* EXERCISE OBJECTIVE *
Transcribe the records below exactly as they appear.
___
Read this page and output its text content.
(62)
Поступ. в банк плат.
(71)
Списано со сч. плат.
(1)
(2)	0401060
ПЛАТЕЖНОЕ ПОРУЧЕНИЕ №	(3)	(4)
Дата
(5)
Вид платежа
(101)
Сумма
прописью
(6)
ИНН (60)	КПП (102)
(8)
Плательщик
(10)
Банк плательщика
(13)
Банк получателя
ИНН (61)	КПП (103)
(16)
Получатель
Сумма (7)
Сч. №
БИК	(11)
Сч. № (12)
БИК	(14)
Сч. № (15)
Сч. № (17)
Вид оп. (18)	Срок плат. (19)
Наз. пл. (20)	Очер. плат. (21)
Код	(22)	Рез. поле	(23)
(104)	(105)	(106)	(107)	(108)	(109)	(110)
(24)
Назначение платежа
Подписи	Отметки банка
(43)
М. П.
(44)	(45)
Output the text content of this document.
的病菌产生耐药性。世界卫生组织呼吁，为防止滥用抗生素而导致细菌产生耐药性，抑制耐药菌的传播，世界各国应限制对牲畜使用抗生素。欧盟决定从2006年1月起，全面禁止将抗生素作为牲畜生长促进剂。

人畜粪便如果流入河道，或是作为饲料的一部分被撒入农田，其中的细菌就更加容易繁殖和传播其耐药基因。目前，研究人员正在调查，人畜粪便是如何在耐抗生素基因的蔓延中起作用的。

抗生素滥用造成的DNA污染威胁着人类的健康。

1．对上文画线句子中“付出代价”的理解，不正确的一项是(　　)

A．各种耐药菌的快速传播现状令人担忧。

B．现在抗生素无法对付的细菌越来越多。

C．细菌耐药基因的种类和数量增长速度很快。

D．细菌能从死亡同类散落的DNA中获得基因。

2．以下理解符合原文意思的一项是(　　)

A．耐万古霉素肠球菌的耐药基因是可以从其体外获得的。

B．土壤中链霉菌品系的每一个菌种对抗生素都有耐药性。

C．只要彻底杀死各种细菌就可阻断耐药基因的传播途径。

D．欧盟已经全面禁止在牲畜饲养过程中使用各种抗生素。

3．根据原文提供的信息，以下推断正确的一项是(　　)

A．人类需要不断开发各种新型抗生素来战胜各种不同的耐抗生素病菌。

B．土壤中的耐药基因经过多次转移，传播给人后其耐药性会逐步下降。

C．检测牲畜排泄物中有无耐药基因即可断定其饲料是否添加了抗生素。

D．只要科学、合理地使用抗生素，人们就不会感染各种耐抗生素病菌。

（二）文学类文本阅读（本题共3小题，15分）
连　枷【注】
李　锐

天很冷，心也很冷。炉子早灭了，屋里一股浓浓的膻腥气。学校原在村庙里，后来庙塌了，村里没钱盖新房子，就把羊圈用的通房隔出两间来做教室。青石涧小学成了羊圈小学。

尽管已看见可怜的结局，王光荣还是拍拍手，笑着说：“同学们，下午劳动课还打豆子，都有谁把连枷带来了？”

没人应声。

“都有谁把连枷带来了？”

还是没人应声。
___
* REPLY *
Read this page and output its text content.
(62)
Поступ. в банк плат.
(71)
Списано со сч. плат.
(1)
(2)	0401060
ПЛАТЕЖНОЕ ПОРУЧЕНИЕ №	(3)	(4)
Дата
(5)
Вид платежа
(101)
Сумма
прописью
(6)
ИНН (60)	КПП (102)
(8)
Плательщик
(10)
Банк плательщика
(13)
Банк получателя
ИНН (61)	КПП (103)
(16)
Получатель
Сумма (7)
Сч. №
БИК	(11)
Сч. № (12)
БИК	(14)
Сч. № (15)
Сч. № (17)
Вид оп. (18)	Срок плат. (19)
Наз. пл. (20)	Очер. плат. (21)
Код	(22)	Рез. поле	(23)
(104)	(105)	(106)	(107)	(108)	(109)	(110)
(24)
Назначение платежа
Подписи	Отметки банка
(43)
М. П.
(44)	(45)
Output the text content of this document.
的病菌产生耐药性。世界卫生组织呼吁，为防止滥用抗生素而导致细菌产生耐药性，抑制耐药菌的传播，世界各国应限制对牲畜使用抗生素。欧盟决定从2006年1月起，全面禁止将抗生素作为牲畜生长促进剂。

人畜粪便如果流入河道，或是作为饲料的一部分被撒入农田，其中的细菌就更加容易繁殖和传播其耐药基因。目前，研究人员正在调查，人畜粪便是如何在耐抗生素基因的蔓延中起作用的。

抗生素滥用造成的DNA污染威胁着人类的健康。

1．对上文画线句子中“付出代价”的理解，不正确的一项是(　　)

A．各种耐药菌的快速传播现状令人担忧。

B．现在抗生素无法对付的细菌越来越多。

C．细菌耐药基因的种类和数量增长速度很快。

D．细菌能从死亡同类散落的DNA中获得基因。

2．以下理解符合原文意思的一项是(　　)

A．耐万古霉素肠球菌的耐药基因是可以从其体外获得的。

B．土壤中链霉菌品系的每一个菌种对抗生素都有耐药性。

C．只要彻底杀死各种细菌就可阻断耐药基因的传播途径。

D．欧盟已经全面禁止在牲畜饲养过程中使用各种抗生素。

3．根据原文提供的信息，以下推断正确的一项是(　　)

A．人类需要不断开发各种新型抗生素来战胜各种不同的耐抗生素病菌。

B．土壤中的耐药基因经过多次转移，传播给人后其耐药性会逐步下降。

C．检测牲畜排泄物中有无耐药基因即可断定其饲料是否添加了抗生素。

D．只要科学、合理地使用抗生素，人们就不会感染各种耐抗生素病菌。

（二）文学类文本阅读（本题共3小题，15分）
连　枷【注】
李　锐

天很冷，心也很冷。炉子早灭了，屋里一股浓浓的膻腥气。学校原在村庙里，后来庙塌了，村里没钱盖新房子，就把羊圈用的通房隔出两间来做教室。青石涧小学成了羊圈小学。

尽管已看见可怜的结局，王光荣还是拍拍手，笑着说：“同学们，下午劳动课还打豆子，都有谁把连枷带来了？”

没人应声。

“都有谁把连枷带来了？”

还是没人应声。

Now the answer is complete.